● EXERCISE GOAL:
Give every line from the entries that contains "restauración".

==== DATA LISTING

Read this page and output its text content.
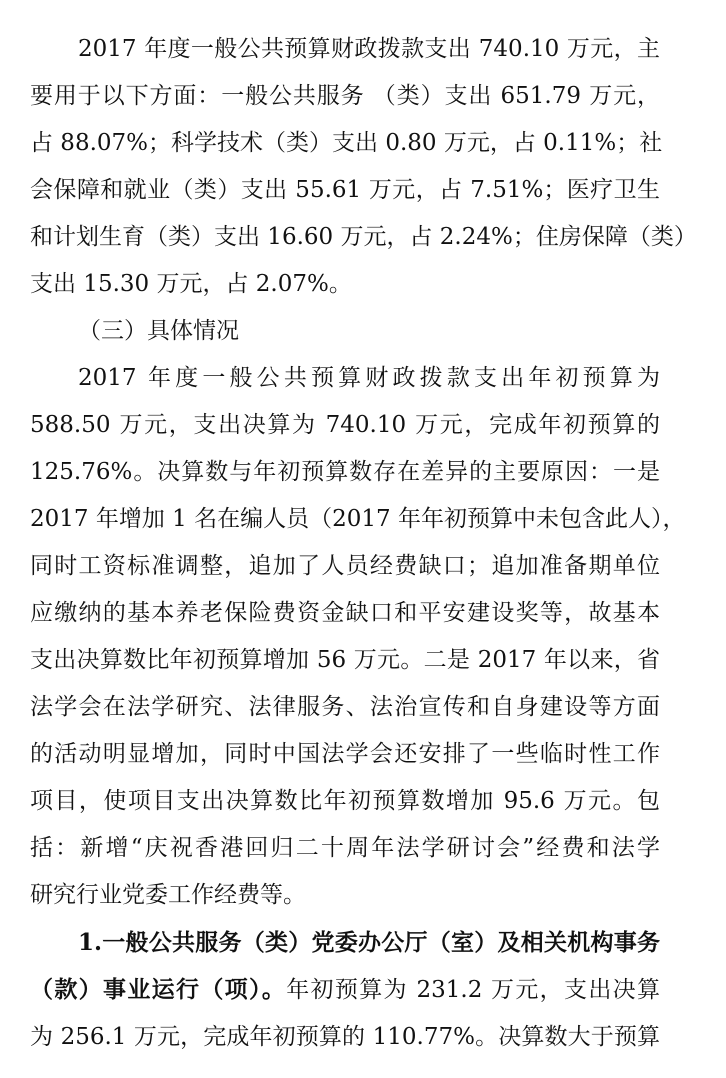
2017 年度一般公共预算财政拨款支出 740.10 万元，主
要用于以下方面：一般公共服务 （类）支出 651.79 万元，
占 88.07%；科学技术（类）支出 0.80 万元，占 0.11%；社
会保障和就业（类）支出 55.61 万元，占 7.51%；医疗卫生
和计划生育（类）支出 16.60 万元，占 2.24%；住房保障（类）
支出 15.30 万元，占 2.07%。
（三）具体情况
2017 年度一般公共预算财政拨款支出年初预算为
588.50 万元，支出决算为 740.10 万元，完成年初预算的
125.76%。决算数与年初预算数存在差异的主要原因：一是
2017 年增加 1 名在编人员（2017 年年初预算中未包含此人），
同时工资标准调整，追加了人员经费缺口；追加准备期单位
应缴纳的基本养老保险费资金缺口和平安建设奖等，故基本
支出决算数比年初预算增加 56 万元。二是 2017 年以来，省
法学会在法学研究、法律服务、法治宣传和自身建设等方面
的活动明显增加，同时中国法学会还安排了一些临时性工作
项目，使项目支出决算数比年初预算数增加 95.6 万元。包
括：新增“庆祝香港回归二十周年法学研讨会”经费和法学
研究行业党委工作经费等。
1.一般公共服务（类）党委办公厅（室）及相关机构事务
（款）事业运行（项）。年初预算为 231.2 万元，支出决算
为 256.1 万元，完成年初预算的 110.77%。决算数大于预算
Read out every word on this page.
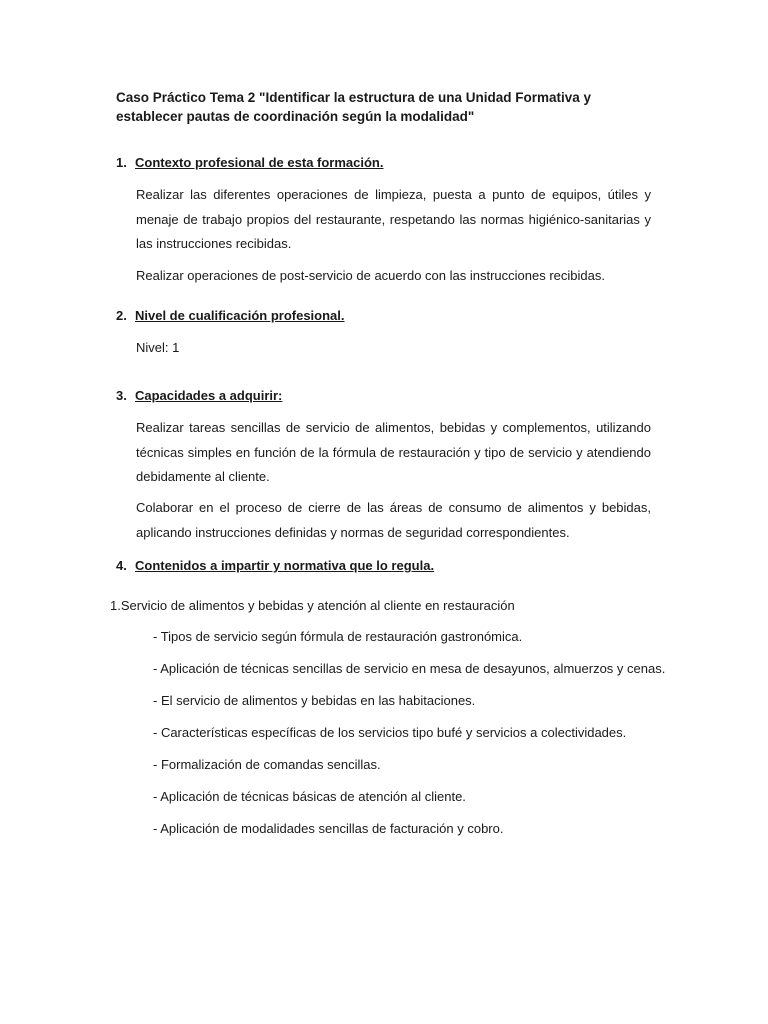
Caso Práctico Tema 2 "Identificar la estructura de una Unidad Formativa y establecer pautas de coordinación según la modalidad"
1. Contexto profesional de esta formación.
Realizar las diferentes operaciones de limpieza, puesta a punto de equipos, útiles y menaje de trabajo propios del restaurante, respetando las normas higiénico-sanitarias y las instrucciones recibidas.
Realizar operaciones de post-servicio de acuerdo con las instrucciones recibidas.
2. Nivel de cualificación profesional.
Nivel: 1
3. Capacidades a adquirir:
Realizar tareas sencillas de servicio de alimentos, bebidas y complementos, utilizando técnicas simples en función de la fórmula de restauración y tipo de servicio y atendiendo debidamente al cliente.
Colaborar en el proceso de cierre de las áreas de consumo de alimentos y bebidas, aplicando instrucciones definidas y normas de seguridad correspondientes.
4. Contenidos a impartir y normativa que lo regula.
1.Servicio de alimentos y bebidas y atención al cliente en restauración
- Tipos de servicio según fórmula de restauración gastronómica.
- Aplicación de técnicas sencillas de servicio en mesa de desayunos, almuerzos y cenas.
- El servicio de alimentos y bebidas en las habitaciones.
- Características específicas de los servicios tipo bufé y servicios a colectividades.
- Formalización de comandas sencillas.
- Aplicación de técnicas básicas de atención al cliente.
- Aplicación de modalidades sencillas de facturación y cobro.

========

● RESULT:
Realizar tareas sencillas de servicio de alimentos, bebidas y complementos, utilizando técnicas simples en función de la fórmula de restauración y tipo de servicio y atendiendo debidamente al cliente.
1.Servicio de alimentos y bebidas y atención al cliente en restauración
- Tipos de servicio según fórmula de restauración gastronómica.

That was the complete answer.